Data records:
§ §
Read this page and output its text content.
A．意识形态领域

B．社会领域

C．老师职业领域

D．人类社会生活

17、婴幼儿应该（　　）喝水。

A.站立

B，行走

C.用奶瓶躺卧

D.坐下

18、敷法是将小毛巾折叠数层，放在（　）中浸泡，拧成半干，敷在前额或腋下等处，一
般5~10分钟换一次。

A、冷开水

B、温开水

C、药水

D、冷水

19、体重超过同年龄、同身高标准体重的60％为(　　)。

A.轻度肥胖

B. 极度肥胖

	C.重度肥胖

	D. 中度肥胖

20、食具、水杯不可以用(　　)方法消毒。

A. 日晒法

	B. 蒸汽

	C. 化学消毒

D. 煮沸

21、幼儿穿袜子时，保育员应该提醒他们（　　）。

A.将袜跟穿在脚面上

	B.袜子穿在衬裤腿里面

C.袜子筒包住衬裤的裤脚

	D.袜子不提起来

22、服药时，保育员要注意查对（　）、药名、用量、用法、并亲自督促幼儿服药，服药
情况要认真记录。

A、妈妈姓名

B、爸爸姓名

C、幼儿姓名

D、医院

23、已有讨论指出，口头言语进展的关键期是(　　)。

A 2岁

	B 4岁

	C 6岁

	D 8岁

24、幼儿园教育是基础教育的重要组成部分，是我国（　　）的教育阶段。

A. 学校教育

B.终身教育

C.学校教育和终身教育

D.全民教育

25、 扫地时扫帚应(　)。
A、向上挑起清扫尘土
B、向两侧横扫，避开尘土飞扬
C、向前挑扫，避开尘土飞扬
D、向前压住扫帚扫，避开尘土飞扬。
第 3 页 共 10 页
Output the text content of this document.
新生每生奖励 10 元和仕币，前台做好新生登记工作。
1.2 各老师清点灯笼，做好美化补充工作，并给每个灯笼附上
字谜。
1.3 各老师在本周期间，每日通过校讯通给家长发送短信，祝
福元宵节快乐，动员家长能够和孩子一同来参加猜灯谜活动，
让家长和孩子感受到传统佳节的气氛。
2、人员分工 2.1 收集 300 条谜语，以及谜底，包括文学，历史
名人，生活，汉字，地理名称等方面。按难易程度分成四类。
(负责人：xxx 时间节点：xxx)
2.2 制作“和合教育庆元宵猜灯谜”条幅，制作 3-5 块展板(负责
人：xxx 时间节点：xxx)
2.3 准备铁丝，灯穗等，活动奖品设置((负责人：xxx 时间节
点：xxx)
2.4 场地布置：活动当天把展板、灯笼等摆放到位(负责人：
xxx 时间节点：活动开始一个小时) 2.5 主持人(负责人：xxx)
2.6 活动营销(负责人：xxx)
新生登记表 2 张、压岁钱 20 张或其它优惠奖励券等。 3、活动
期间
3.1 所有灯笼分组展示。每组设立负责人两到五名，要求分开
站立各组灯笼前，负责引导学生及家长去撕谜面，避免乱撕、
§ §
Written instruction: Extract each line of the material exactly as it stands.

Worked solution:
Read this page and output its text content.
A．意识形态领域

B．社会领域

C．老师职业领域

D．人类社会生活

17、婴幼儿应该（　　）喝水。

A.站立

B，行走

C.用奶瓶躺卧

D.坐下

18、敷法是将小毛巾折叠数层，放在（　）中浸泡，拧成半干，敷在前额或腋下等处，一
般5~10分钟换一次。

A、冷开水

B、温开水

C、药水

D、冷水

19、体重超过同年龄、同身高标准体重的60％为(　　)。

A.轻度肥胖

B. 极度肥胖

	C.重度肥胖

	D. 中度肥胖

20、食具、水杯不可以用(　　)方法消毒。

A. 日晒法

	B. 蒸汽

	C. 化学消毒

D. 煮沸

21、幼儿穿袜子时，保育员应该提醒他们（　　）。

A.将袜跟穿在脚面上

	B.袜子穿在衬裤腿里面

C.袜子筒包住衬裤的裤脚

	D.袜子不提起来

22、服药时，保育员要注意查对（　）、药名、用量、用法、并亲自督促幼儿服药，服药
情况要认真记录。

A、妈妈姓名

B、爸爸姓名

C、幼儿姓名

D、医院

23、已有讨论指出，口头言语进展的关键期是(　　)。

A 2岁

	B 4岁

	C 6岁

	D 8岁

24、幼儿园教育是基础教育的重要组成部分，是我国（　　）的教育阶段。

A. 学校教育

B.终身教育

C.学校教育和终身教育

D.全民教育

25、 扫地时扫帚应(　)。
A、向上挑起清扫尘土
B、向两侧横扫，避开尘土飞扬
C、向前挑扫，避开尘土飞扬
D、向前压住扫帚扫，避开尘土飞扬。
第 3 页 共 10 页
Output the text content of this document.
新生每生奖励 10 元和仕币，前台做好新生登记工作。
1.2 各老师清点灯笼，做好美化补充工作，并给每个灯笼附上
字谜。
1.3 各老师在本周期间，每日通过校讯通给家长发送短信，祝
福元宵节快乐，动员家长能够和孩子一同来参加猜灯谜活动，
让家长和孩子感受到传统佳节的气氛。
2、人员分工 2.1 收集 300 条谜语，以及谜底，包括文学，历史
名人，生活，汉字，地理名称等方面。按难易程度分成四类。
(负责人：xxx 时间节点：xxx)
2.2 制作“和合教育庆元宵猜灯谜”条幅，制作 3-5 块展板(负责
人：xxx 时间节点：xxx)
2.3 准备铁丝，灯穗等，活动奖品设置((负责人：xxx 时间节
点：xxx)
2.4 场地布置：活动当天把展板、灯笼等摆放到位(负责人：
xxx 时间节点：活动开始一个小时) 2.5 主持人(负责人：xxx)
2.6 活动营销(负责人：xxx)
新生登记表 2 张、压岁钱 20 张或其它优惠奖励券等。 3、活动
期间
3.1 所有灯笼分组展示。每组设立负责人两到五名，要求分开
站立各组灯笼前，负责引导学生及家长去撕谜面，避免乱撕、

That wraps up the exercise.